### Required work
Rewrite every item below, changing each "interactable" to "clickable" and leaving everything else the same. Leave the pictures out of your answer.

### Layout records
--- BEGIN ---

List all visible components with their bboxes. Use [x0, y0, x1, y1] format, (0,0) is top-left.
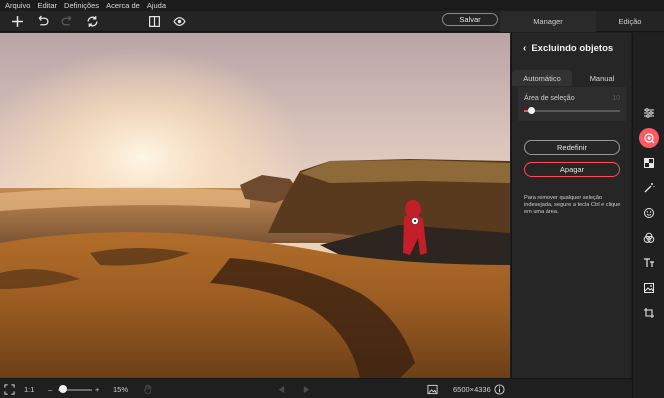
compare-icon[interactable] — [146, 13, 163, 30]
eye-icon[interactable] — [171, 13, 188, 30]
actual-size-button[interactable]: 1:1 — [24, 379, 34, 398]
zoom-in-button[interactable]: + — [95, 379, 99, 398]
slider-thumb[interactable] — [528, 107, 536, 114]
help-text: Para remover qualquer seleção indesejada… — [524, 195, 621, 215]
prev-image-icon[interactable] — [277, 379, 286, 398]
tab-automatic[interactable]: Automático — [512, 70, 572, 86]
image-canvas[interactable] — [0, 33, 510, 378]
magic-wand-icon[interactable] — [639, 178, 659, 198]
reset-button[interactable]: Redefinir — [524, 140, 620, 155]
fit-screen-icon[interactable] — [4, 379, 15, 398]
refresh-icon[interactable] — [84, 13, 101, 30]
info-icon[interactable] — [494, 379, 505, 398]
next-image-icon[interactable] — [302, 379, 311, 398]
status-bar: 1:1 – + 15% 6500×4336 — [0, 378, 632, 398]
toolbar: Salvar Manager Edição — [0, 11, 664, 32]
mode-tabs: Automático Manual — [512, 70, 632, 86]
tools-sidebar — [632, 33, 664, 398]
zoom-percent: 15% — [113, 384, 129, 394]
undo-icon[interactable] — [34, 13, 51, 30]
menu-acerca[interactable]: Acerca de — [106, 1, 140, 10]
adjustments-icon[interactable] — [639, 103, 659, 123]
face-icon[interactable] — [639, 203, 659, 223]
menu-bar: Arquivo Editar Definições Acerca de Ajud… — [0, 0, 664, 11]
image-insert-icon[interactable] — [639, 278, 659, 298]
menu-editar[interactable]: Editar — [37, 1, 57, 10]
image-dimensions: 6500×4336 — [453, 384, 491, 394]
crop-icon[interactable] — [639, 303, 659, 323]
selection-area-label: Área de seleção — [524, 95, 575, 102]
erase-button[interactable]: Apagar — [524, 162, 620, 177]
image-icon[interactable] — [427, 379, 438, 398]
tab-manual[interactable]: Manual — [572, 70, 632, 86]
panel-header[interactable]: ‹ Excluindo objetos — [523, 43, 613, 54]
menu-definicoes[interactable]: Definições — [64, 1, 99, 10]
zoom-slider-thumb[interactable] — [59, 385, 67, 393]
object-removal-panel: ‹ Excluindo objetos Automático Manual Ár… — [511, 33, 631, 378]
color-filter-icon[interactable] — [639, 228, 659, 248]
selection-area-value: 10 — [612, 95, 620, 102]
add-icon[interactable] — [9, 13, 26, 30]
object-eraser-icon[interactable] — [639, 128, 659, 148]
selection-area-section: Área de seleção 10 — [518, 87, 626, 121]
menu-ajuda[interactable]: Ajuda — [147, 1, 166, 10]
crop-ratio-icon[interactable] — [639, 153, 659, 173]
save-button[interactable]: Salvar — [442, 13, 498, 26]
zoom-out-button[interactable]: – — [48, 379, 52, 398]
tab-manager[interactable]: Manager — [500, 11, 596, 32]
panel-title: Excluindo objetos — [531, 43, 614, 54]
back-chevron-icon[interactable]: ‹ — [523, 43, 526, 54]
redo-icon[interactable] — [59, 13, 76, 30]
selection-area-slider[interactable] — [524, 107, 620, 114]
landscape-photo — [0, 33, 510, 378]
text-icon[interactable] — [639, 253, 659, 273]
hand-tool-icon[interactable] — [143, 379, 153, 398]
tab-edit[interactable]: Edição — [596, 11, 664, 32]
menu-arquivo[interactable]: Arquivo — [5, 1, 30, 10]
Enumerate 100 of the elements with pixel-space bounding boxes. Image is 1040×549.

--- END ---

### Correct answer
List all visible components with their bboxes. Use [x0, y0, x1, y1] format, (0,0) is top-left.
compare-icon[clickable] — [146, 13, 163, 30]
eye-icon[clickable] — [171, 13, 188, 30]
actual-size-button[clickable]: 1:1 — [24, 379, 34, 398]
zoom-in-button[clickable]: + — [95, 379, 99, 398]
slider-thumb[clickable] — [528, 107, 536, 114]
help-text: Para remover qualquer seleção indesejada… — [524, 195, 621, 215]
prev-image-icon[clickable] — [277, 379, 286, 398]
tab-automatic[clickable]: Automático — [512, 70, 572, 86]
image-canvas[clickable] — [0, 33, 510, 378]
magic-wand-icon[clickable] — [639, 178, 659, 198]
reset-button[clickable]: Redefinir — [524, 140, 620, 155]
fit-screen-icon[clickable] — [4, 379, 15, 398]
refresh-icon[clickable] — [84, 13, 101, 30]
info-icon[clickable] — [494, 379, 505, 398]
next-image-icon[clickable] — [302, 379, 311, 398]
status-bar: 1:1 – + 15% 6500×4336 — [0, 378, 632, 398]
toolbar: Salvar Manager Edição — [0, 11, 664, 32]
mode-tabs: Automático Manual — [512, 70, 632, 86]
tools-sidebar — [632, 33, 664, 398]
zoom-percent: 15% — [113, 384, 129, 394]
undo-icon[clickable] — [34, 13, 51, 30]
menu-acerca[clickable]: Acerca de — [106, 1, 140, 10]
adjustments-icon[clickable] — [639, 103, 659, 123]
face-icon[clickable] — [639, 203, 659, 223]
menu-bar: Arquivo Editar Definições Acerca de Ajud… — [0, 0, 664, 11]
image-insert-icon[clickable] — [639, 278, 659, 298]
menu-editar[clickable]: Editar — [37, 1, 57, 10]
image-dimensions: 6500×4336 — [453, 384, 491, 394]
crop-icon[clickable] — [639, 303, 659, 323]
selection-area-label: Área de seleção — [524, 95, 575, 102]
erase-button[clickable]: Apagar — [524, 162, 620, 177]
image-icon[clickable] — [427, 379, 438, 398]
tab-manual[clickable]: Manual — [572, 70, 632, 86]
panel-header[clickable]: ‹ Excluindo objetos — [523, 43, 613, 54]
menu-definicoes[clickable]: Definições — [64, 1, 99, 10]
zoom-slider-thumb[clickable] — [59, 385, 67, 393]
object-removal-panel: ‹ Excluindo objetos Automático Manual Ár… — [511, 33, 631, 378]
color-filter-icon[clickable] — [639, 228, 659, 248]
selection-area-value: 10 — [612, 95, 620, 102]
add-icon[clickable] — [9, 13, 26, 30]
object-eraser-icon[clickable] — [639, 128, 659, 148]
selection-area-section: Área de seleção 10 — [518, 87, 626, 121]
menu-ajuda[clickable]: Ajuda — [147, 1, 166, 10]
crop-ratio-icon[clickable] — [639, 153, 659, 173]
save-button[clickable]: Salvar — [442, 13, 498, 26]
zoom-out-button[clickable]: – — [48, 379, 52, 398]
tab-manager[clickable]: Manager — [500, 11, 596, 32]
panel-title: Excluindo objetos — [531, 43, 614, 54]
back-chevron-icon[clickable]: ‹ — [523, 43, 526, 54]
redo-icon[clickable] — [59, 13, 76, 30]
selection-area-slider[clickable] — [524, 107, 620, 114]
landscape-photo — [0, 33, 510, 378]
text-icon[clickable] — [639, 253, 659, 273]
hand-tool-icon[clickable] — [143, 379, 153, 398]
tab-edit[clickable]: Edição — [596, 11, 664, 32]
menu-arquivo[clickable]: Arquivo — [5, 1, 30, 10]
Enumerate 100 of the elements with pixel-space bounding boxes. Image is 1040×549.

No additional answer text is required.